Location
- 34 Natmauk Lane (1), Bahan, Yangon 11201 Yangon Myanmar

Information
- Former names: YAS
- Type: International, (Protestant) Adventist university
- Motto: "Fear of God is the beginning of Knowledge!"
- Established: 1975
- Nickname: YASIS
- Affiliation: Seventh-day Adventist Church

= Yangon Adventist Seminary =

The Yangon Adventist Seminary International School (YASIS) is a Christian institution owned and operated by the Seventh-day Adventist Church since 1975. It is open to young people who want to study in a Christian atmosphere. Non-Christian students who can make the agreement to follow the rules and regulations of the school may be accepted.
YASIS is accredited by the Accrediting Association of Seventh-day Adventist School, Colleges, and Universities(AAA), Maryland, USA.

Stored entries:
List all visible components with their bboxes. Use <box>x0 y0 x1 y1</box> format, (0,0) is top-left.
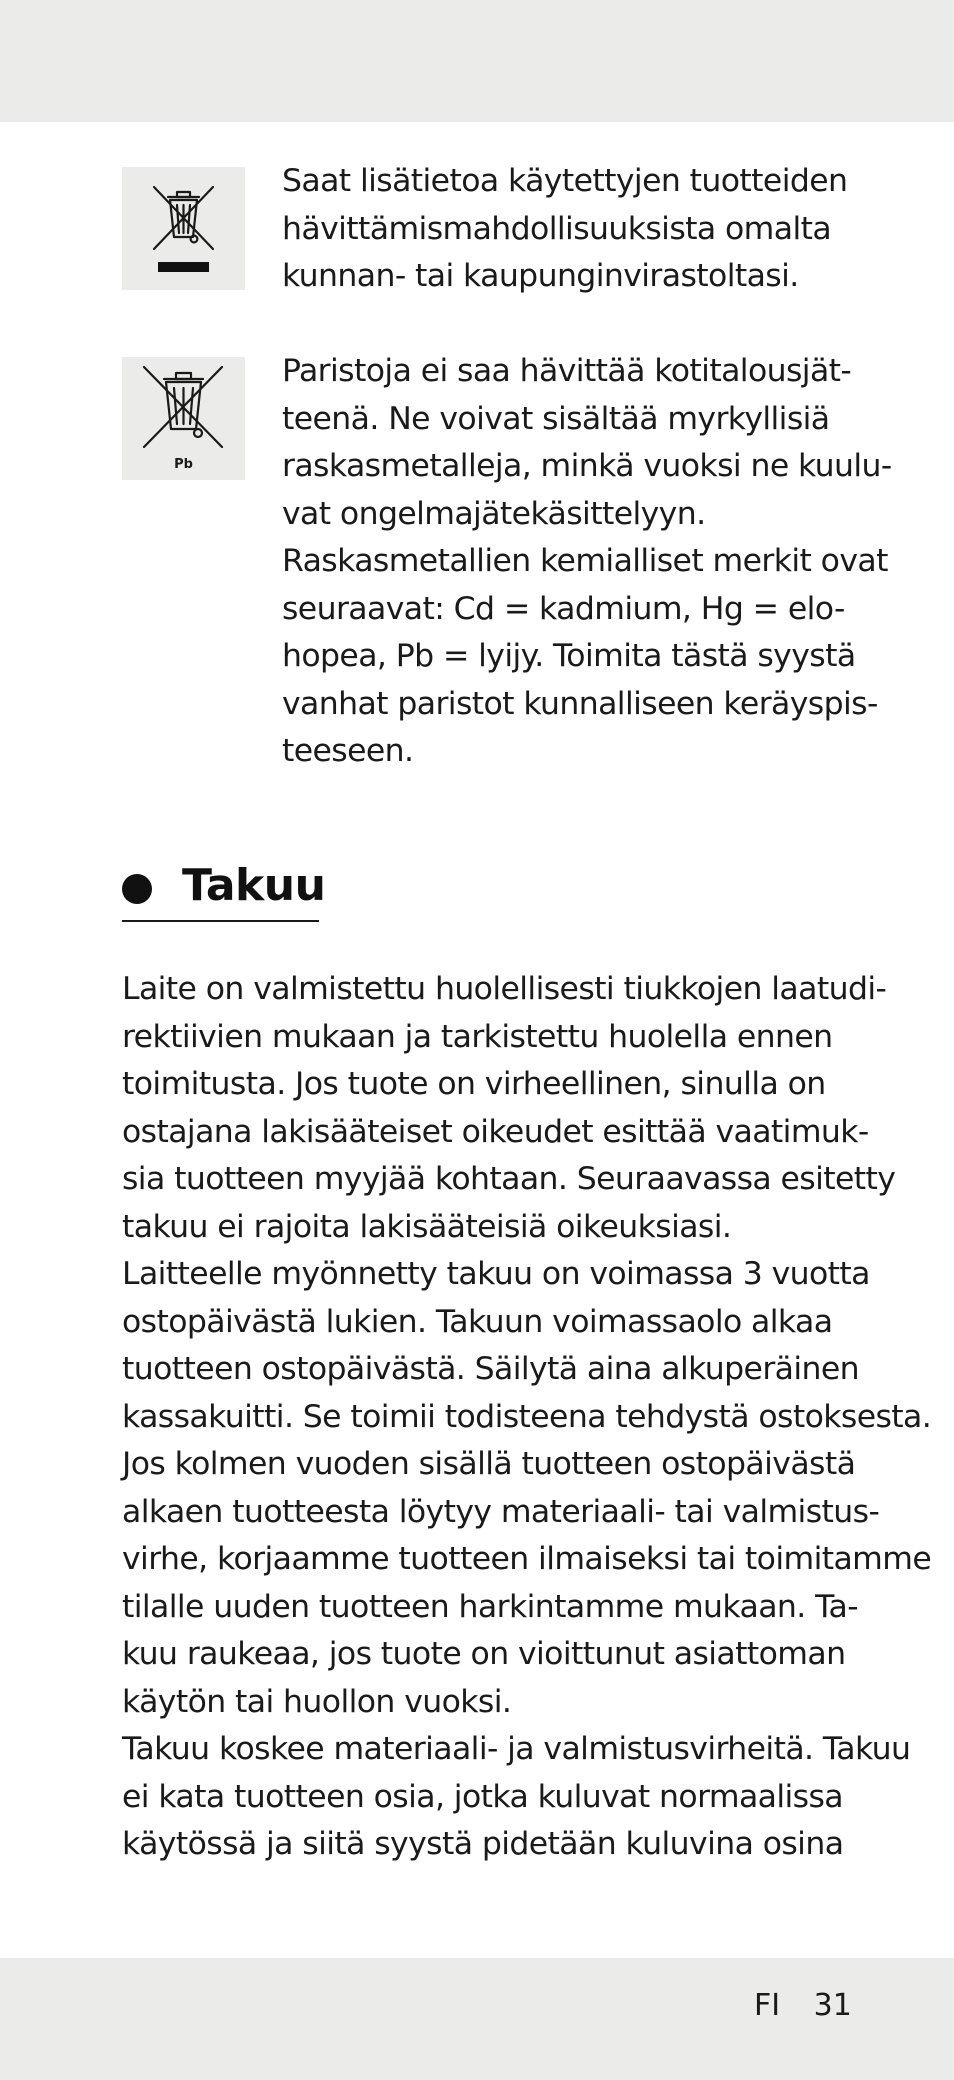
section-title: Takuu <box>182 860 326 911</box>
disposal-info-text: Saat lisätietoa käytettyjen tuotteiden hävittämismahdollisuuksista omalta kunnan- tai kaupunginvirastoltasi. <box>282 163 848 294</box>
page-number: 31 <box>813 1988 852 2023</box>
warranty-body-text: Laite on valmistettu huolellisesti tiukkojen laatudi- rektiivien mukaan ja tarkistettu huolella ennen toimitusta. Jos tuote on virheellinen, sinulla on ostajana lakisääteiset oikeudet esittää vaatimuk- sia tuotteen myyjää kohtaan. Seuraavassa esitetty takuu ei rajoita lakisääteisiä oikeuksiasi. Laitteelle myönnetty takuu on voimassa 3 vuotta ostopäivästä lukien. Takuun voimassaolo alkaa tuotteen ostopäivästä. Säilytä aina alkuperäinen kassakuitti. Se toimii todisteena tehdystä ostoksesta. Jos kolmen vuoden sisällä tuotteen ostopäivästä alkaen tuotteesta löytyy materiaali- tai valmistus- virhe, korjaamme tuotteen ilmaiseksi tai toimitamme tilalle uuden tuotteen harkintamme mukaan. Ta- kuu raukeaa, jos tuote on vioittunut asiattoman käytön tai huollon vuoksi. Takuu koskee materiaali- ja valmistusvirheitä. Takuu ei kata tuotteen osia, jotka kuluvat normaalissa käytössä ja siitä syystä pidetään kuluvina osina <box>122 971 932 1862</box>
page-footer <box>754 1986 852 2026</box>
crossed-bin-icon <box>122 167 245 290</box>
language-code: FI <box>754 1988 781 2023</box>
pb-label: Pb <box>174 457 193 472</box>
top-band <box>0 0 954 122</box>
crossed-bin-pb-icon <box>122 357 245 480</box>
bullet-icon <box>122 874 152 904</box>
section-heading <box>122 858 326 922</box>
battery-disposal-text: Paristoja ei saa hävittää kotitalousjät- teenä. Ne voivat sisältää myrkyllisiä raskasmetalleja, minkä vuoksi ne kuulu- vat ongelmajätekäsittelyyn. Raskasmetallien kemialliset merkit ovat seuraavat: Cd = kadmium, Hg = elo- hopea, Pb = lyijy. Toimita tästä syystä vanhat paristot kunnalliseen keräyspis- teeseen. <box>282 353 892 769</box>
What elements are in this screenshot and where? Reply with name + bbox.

Objective => In the text on Yangon Adventist Seminary, list every field name given under the "Information" heading.

Task answer =>
- Former names
- Type
- Motto
- Established
- Nickname
- Affiliation